» Instruction
Leave out the pictures and repeat everything else in the records exactly.

» Extracted material
———

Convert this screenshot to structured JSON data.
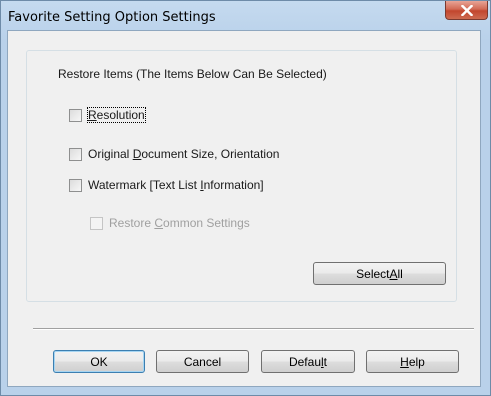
{
  "window": {
    "title": "Favorite Setting Option Settings"
  },
  "group": {
    "legend": "Restore Items (The Items Below Can Be Selected)"
  },
  "checkboxes": [
    {
      "pre": "",
      "key": "R",
      "post": "esolution",
      "checked": false,
      "enabled": true
    },
    {
      "pre": "Original ",
      "key": "D",
      "post": "ocument Size, Orientation",
      "checked": false,
      "enabled": true
    },
    {
      "pre": "Watermark [Text List ",
      "key": "I",
      "post": "nformation]",
      "checked": false,
      "enabled": true
    },
    {
      "pre": "Restore ",
      "key": "C",
      "post": "ommon Settings",
      "checked": false,
      "enabled": false
    }
  ],
  "select_all": {
    "pre": "Select ",
    "key": "A",
    "post": "ll"
  },
  "buttons": {
    "ok": "OK",
    "cancel": "Cancel",
    "default": {
      "pre": "Defau",
      "key": "l",
      "post": "t"
    },
    "help": {
      "pre": "",
      "key": "H",
      "post": "elp"
    }
  },
  "colors": {
    "close_button": "#c2462e",
    "default_button_border": "#3c7fb1"
  },
  "icons": {
    "close": "close-x-icon"
  }
}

———

» Task solution
Convert this screenshot to structured JSON data.
{
  "window": {
    "title": "Favorite Setting Option Settings"
  },
  "group": {
    "legend": "Restore Items (The Items Below Can Be Selected)"
  },
  "checkboxes": [
    {
      "pre": "",
      "key": "R",
      "post": "esolution",
      "checked": false,
      "enabled": true
    },
    {
      "pre": "Original ",
      "key": "D",
      "post": "ocument Size, Orientation",
      "checked": false,
      "enabled": true
    },
    {
      "pre": "Watermark [Text List ",
      "key": "I",
      "post": "nformation]",
      "checked": false,
      "enabled": true
    },
    {
      "pre": "Restore ",
      "key": "C",
      "post": "ommon Settings",
      "checked": false,
      "enabled": false
    }
  ],
  "select_all": {
    "pre": "Select ",
    "key": "A",
    "post": "ll"
  },
  "buttons": {
    "ok": "OK",
    "cancel": "Cancel",
    "default": {
      "pre": "Defau",
      "key": "l",
      "post": "t"
    },
    "help": {
      "pre": "",
      "key": "H",
      "post": "elp"
    }
  },
  "colors": {
    "close_button": "#c2462e",
    "default_button_border": "#3c7fb1"
  },
  "icons": {
    "close": "close-x-icon"
  }
}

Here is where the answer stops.